Dataset records
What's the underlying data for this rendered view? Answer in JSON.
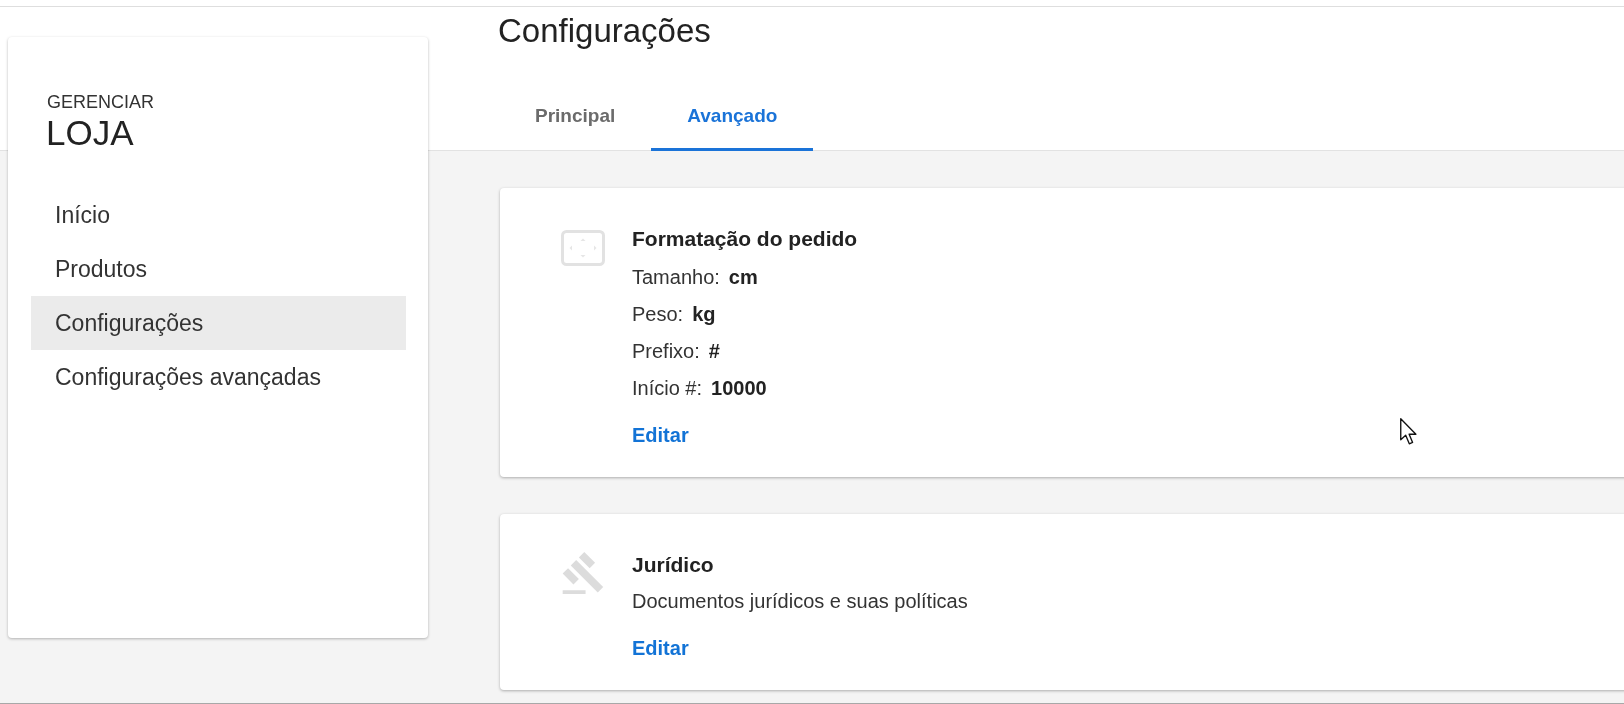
{
  "sidebar": {
    "kicker": "GERENCIAR",
    "title": "LOJA",
    "items": [
      {
        "label": "Início",
        "selected": false
      },
      {
        "label": "Produtos",
        "selected": false
      },
      {
        "label": "Configurações",
        "selected": true
      },
      {
        "label": "Configurações avançadas",
        "selected": false
      }
    ]
  },
  "page": {
    "title": "Configurações",
    "tabs": [
      {
        "label": "Principal",
        "selected": false
      },
      {
        "label": "Avançado",
        "selected": true
      }
    ]
  },
  "cards": [
    {
      "kind": "format",
      "title": "Formatação do pedido",
      "fields": [
        {
          "label": "Tamanho:",
          "value": "cm"
        },
        {
          "label": "Peso:",
          "value": "kg"
        },
        {
          "label": "Prefixo:",
          "value": "#"
        },
        {
          "label": "Início #:",
          "value": "10000"
        }
      ],
      "action": "Editar"
    },
    {
      "kind": "legal",
      "title": "Jurídico",
      "description": "Documentos jurídicos e suas políticas",
      "action": "Editar"
    }
  ]
}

REQUIREMENTS
Reproduce all entries exactly. Pictures do not belong in the copy.

OUTPUT FOR THIS EXERCISE
What's the underlying data for this rendered view? Answer in JSON.
{
  "sidebar": {
    "kicker": "GERENCIAR",
    "title": "LOJA",
    "items": [
      {
        "label": "Início",
        "selected": false
      },
      {
        "label": "Produtos",
        "selected": false
      },
      {
        "label": "Configurações",
        "selected": true
      },
      {
        "label": "Configurações avançadas",
        "selected": false
      }
    ]
  },
  "page": {
    "title": "Configurações",
    "tabs": [
      {
        "label": "Principal",
        "selected": false
      },
      {
        "label": "Avançado",
        "selected": true
      }
    ]
  },
  "cards": [
    {
      "kind": "format",
      "title": "Formatação do pedido",
      "fields": [
        {
          "label": "Tamanho:",
          "value": "cm"
        },
        {
          "label": "Peso:",
          "value": "kg"
        },
        {
          "label": "Prefixo:",
          "value": "#"
        },
        {
          "label": "Início #:",
          "value": "10000"
        }
      ],
      "action": "Editar"
    },
    {
      "kind": "legal",
      "title": "Jurídico",
      "description": "Documentos jurídicos e suas políticas",
      "action": "Editar"
    }
  ]
}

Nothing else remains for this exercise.